Exercise aim - Pull every line with the word "including" out of the entries below.

——————————

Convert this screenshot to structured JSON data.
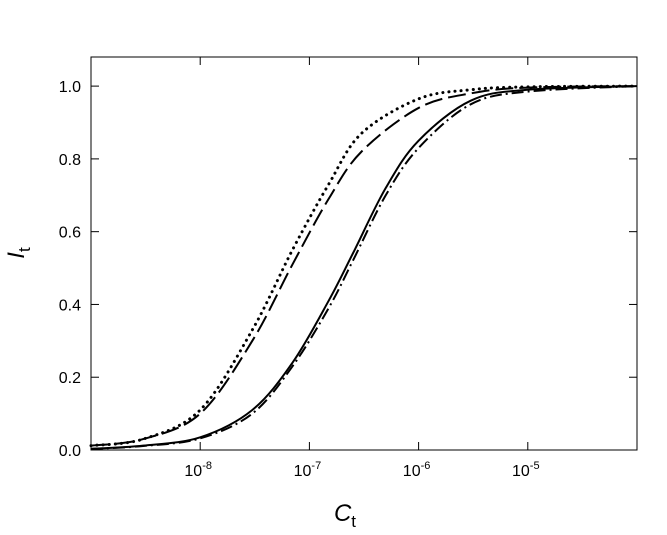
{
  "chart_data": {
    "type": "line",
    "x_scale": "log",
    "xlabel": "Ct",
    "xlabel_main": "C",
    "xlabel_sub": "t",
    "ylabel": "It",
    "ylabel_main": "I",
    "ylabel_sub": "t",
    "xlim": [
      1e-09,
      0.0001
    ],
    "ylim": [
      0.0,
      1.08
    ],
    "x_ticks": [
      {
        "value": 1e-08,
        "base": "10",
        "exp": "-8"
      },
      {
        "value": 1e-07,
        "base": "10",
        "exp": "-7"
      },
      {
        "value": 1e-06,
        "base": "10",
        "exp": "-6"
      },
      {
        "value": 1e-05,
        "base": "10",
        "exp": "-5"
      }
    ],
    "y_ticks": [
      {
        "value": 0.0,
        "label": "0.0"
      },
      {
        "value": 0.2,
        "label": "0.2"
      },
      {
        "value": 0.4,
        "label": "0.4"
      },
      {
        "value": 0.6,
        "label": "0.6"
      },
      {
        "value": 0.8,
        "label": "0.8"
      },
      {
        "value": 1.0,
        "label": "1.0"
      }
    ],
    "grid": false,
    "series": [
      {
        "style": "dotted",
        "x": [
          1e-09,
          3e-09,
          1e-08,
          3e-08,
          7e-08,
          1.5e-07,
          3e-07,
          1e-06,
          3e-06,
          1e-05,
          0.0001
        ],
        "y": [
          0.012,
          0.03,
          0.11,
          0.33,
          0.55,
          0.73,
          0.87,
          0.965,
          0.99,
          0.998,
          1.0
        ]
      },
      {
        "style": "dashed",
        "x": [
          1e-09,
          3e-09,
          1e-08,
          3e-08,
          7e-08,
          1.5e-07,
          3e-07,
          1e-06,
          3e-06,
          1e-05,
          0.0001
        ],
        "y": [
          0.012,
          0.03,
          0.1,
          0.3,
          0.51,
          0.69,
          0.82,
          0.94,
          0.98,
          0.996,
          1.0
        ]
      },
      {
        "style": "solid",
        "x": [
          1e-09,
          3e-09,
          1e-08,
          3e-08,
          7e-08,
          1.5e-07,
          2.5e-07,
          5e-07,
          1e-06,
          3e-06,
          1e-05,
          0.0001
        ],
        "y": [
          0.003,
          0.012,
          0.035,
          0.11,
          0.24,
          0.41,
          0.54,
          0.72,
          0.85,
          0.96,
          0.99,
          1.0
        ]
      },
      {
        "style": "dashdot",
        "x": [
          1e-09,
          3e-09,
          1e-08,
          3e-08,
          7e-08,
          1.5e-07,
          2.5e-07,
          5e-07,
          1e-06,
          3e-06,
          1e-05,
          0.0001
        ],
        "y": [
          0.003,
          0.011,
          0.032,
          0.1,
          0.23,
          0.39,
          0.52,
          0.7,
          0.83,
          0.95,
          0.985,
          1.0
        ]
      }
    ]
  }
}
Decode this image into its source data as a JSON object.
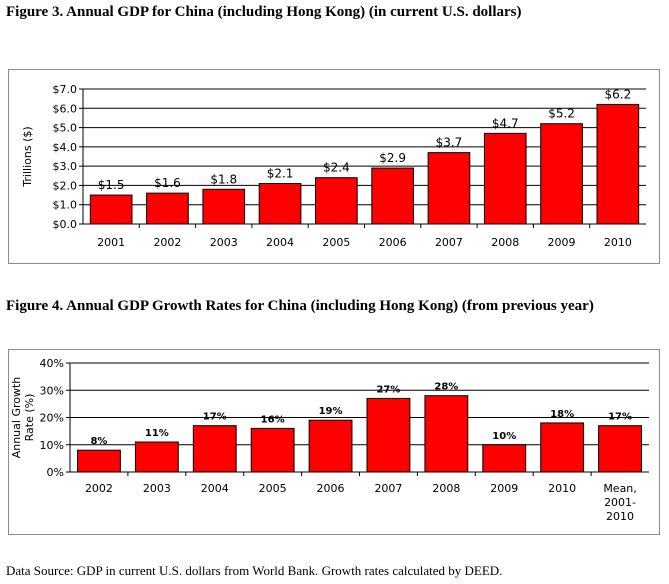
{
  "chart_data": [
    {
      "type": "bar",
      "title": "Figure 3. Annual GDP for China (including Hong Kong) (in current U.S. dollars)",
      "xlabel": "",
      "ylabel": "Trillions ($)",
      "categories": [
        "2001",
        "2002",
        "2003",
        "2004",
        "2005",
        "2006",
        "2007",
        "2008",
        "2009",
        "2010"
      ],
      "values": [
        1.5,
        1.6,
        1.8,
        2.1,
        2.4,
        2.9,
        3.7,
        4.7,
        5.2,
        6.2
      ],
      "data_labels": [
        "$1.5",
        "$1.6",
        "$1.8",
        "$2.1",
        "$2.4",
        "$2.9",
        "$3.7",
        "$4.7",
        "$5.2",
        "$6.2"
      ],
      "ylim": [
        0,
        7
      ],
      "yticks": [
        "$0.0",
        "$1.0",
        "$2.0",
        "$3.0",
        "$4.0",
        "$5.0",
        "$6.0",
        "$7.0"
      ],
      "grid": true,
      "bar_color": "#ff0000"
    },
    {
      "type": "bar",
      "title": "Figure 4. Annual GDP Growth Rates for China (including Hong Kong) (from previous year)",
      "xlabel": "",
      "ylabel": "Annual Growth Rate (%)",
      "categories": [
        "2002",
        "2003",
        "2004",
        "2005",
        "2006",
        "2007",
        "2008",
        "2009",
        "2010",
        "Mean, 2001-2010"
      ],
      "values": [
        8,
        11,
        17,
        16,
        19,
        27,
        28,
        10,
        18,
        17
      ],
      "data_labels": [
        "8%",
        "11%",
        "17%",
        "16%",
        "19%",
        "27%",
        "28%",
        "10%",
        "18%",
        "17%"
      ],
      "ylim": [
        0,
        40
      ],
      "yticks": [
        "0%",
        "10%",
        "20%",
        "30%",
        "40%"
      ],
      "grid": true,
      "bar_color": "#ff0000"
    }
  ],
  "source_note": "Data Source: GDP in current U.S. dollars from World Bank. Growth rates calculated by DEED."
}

——————————

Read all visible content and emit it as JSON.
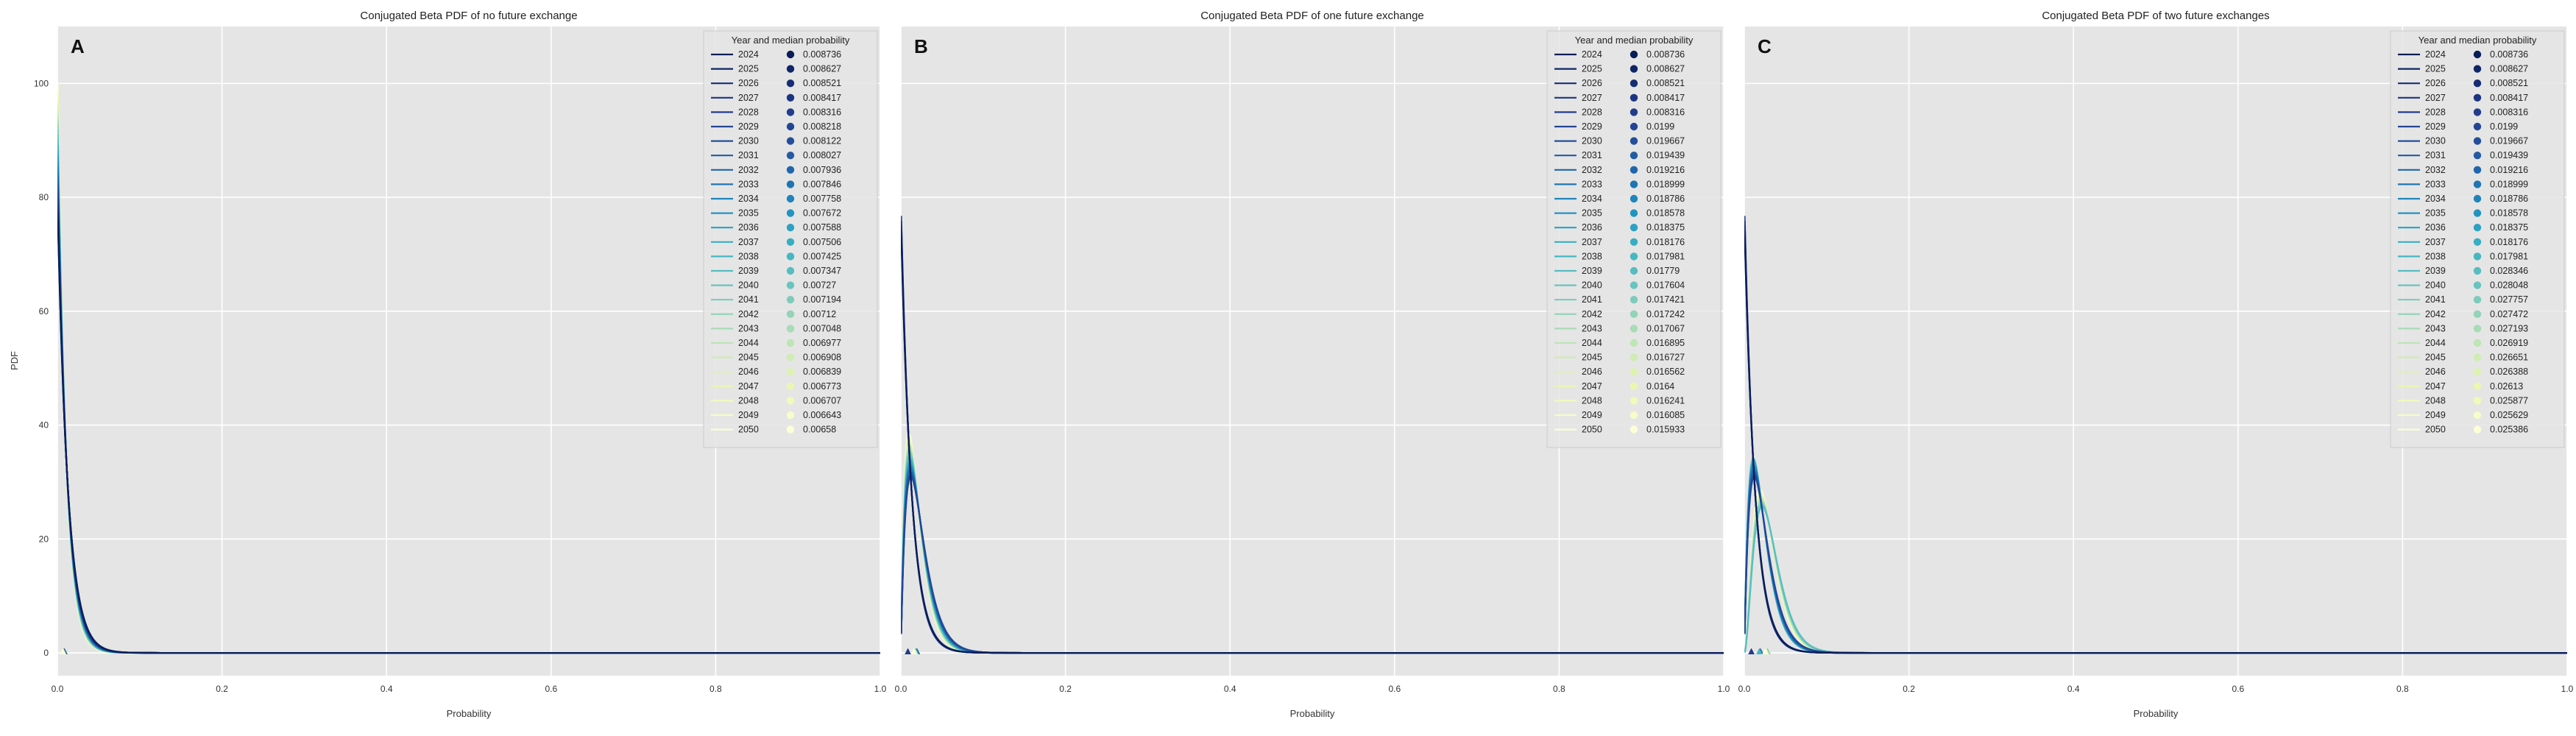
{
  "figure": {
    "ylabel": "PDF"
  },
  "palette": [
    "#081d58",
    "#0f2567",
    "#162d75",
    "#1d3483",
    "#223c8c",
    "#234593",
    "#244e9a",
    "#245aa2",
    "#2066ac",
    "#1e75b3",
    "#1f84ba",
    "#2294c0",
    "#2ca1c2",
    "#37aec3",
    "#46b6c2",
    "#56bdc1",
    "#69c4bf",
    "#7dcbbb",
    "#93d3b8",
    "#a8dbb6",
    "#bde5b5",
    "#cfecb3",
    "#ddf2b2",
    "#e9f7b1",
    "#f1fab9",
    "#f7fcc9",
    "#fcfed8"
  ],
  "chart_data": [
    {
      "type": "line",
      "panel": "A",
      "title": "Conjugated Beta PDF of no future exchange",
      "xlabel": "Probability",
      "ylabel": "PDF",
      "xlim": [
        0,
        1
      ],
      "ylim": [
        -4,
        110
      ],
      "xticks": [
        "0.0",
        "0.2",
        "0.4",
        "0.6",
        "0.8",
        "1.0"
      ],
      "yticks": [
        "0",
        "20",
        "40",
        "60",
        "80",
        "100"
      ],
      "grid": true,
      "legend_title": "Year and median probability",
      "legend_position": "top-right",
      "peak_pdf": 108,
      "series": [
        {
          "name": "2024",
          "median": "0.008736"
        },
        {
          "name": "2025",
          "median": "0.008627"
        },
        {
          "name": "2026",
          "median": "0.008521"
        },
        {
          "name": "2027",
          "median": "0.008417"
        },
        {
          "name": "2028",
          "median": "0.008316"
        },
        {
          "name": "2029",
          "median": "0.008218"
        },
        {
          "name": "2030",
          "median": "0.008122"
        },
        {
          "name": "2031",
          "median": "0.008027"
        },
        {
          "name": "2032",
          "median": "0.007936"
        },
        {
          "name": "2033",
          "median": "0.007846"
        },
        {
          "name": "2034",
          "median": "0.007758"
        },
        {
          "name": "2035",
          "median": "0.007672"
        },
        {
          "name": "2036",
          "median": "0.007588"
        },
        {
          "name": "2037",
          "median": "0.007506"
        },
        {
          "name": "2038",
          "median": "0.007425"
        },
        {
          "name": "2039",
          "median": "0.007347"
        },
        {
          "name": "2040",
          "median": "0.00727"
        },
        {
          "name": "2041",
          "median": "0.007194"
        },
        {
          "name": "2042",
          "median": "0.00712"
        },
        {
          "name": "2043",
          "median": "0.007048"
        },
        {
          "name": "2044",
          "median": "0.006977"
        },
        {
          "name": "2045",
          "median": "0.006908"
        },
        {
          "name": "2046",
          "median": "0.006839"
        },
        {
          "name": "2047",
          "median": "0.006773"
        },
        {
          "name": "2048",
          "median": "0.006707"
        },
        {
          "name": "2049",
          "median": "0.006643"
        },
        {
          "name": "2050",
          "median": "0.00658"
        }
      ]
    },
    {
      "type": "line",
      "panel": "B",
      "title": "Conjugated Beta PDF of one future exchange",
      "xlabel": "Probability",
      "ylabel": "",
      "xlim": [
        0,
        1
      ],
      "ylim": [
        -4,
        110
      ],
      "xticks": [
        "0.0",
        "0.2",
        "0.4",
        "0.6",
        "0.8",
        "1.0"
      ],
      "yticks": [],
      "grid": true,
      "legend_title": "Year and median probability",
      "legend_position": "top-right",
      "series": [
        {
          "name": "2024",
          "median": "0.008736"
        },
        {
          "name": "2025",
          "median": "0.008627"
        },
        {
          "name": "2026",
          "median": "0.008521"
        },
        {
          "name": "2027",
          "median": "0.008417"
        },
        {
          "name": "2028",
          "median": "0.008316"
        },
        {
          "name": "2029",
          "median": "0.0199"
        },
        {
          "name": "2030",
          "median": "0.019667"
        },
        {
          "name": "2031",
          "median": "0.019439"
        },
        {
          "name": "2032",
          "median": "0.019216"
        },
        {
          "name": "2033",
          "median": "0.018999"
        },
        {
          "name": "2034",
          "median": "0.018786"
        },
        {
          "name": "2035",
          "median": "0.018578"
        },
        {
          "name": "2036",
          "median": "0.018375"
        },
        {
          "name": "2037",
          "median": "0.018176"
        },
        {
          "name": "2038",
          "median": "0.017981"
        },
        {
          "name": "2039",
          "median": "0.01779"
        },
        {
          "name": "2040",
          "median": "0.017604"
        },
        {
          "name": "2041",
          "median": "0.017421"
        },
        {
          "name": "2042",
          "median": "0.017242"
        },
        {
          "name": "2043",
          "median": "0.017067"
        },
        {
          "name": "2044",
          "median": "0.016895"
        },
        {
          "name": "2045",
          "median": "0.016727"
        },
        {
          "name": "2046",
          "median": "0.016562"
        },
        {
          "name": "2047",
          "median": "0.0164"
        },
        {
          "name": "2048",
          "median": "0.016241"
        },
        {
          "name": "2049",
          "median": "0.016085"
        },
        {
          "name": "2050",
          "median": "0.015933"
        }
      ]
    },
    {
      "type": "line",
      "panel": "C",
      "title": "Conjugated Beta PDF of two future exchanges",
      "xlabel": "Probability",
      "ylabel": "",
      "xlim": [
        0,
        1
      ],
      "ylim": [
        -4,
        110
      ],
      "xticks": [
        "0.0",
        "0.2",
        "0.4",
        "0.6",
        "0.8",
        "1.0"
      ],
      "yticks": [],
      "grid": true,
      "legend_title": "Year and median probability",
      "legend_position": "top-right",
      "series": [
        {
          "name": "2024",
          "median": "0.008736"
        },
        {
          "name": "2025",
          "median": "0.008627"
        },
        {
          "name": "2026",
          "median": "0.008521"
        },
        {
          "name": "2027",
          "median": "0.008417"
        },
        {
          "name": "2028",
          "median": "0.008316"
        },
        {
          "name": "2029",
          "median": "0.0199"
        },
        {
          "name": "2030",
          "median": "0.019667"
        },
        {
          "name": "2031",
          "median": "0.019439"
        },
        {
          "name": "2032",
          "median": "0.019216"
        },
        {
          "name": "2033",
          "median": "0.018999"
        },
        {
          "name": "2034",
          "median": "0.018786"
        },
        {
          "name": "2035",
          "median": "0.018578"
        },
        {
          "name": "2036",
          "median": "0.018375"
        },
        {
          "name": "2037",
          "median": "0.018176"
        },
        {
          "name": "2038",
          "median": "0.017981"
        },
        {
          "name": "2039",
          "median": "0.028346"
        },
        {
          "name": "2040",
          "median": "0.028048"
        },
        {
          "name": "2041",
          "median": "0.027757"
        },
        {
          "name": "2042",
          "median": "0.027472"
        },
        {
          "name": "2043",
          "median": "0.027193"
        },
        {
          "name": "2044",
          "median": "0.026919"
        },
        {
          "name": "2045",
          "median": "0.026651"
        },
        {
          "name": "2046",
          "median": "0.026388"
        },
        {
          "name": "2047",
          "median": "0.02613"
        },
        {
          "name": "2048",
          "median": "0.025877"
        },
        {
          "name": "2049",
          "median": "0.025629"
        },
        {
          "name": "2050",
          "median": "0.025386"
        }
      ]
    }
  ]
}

——————————

The result -
      "title": "Figure 3. Annual GDP for China (including Hong Kong) (in current U.S. dollars)",
      "title": "Figure 4. Annual GDP Growth Rates for China (including Hong Kong) (from previous year)",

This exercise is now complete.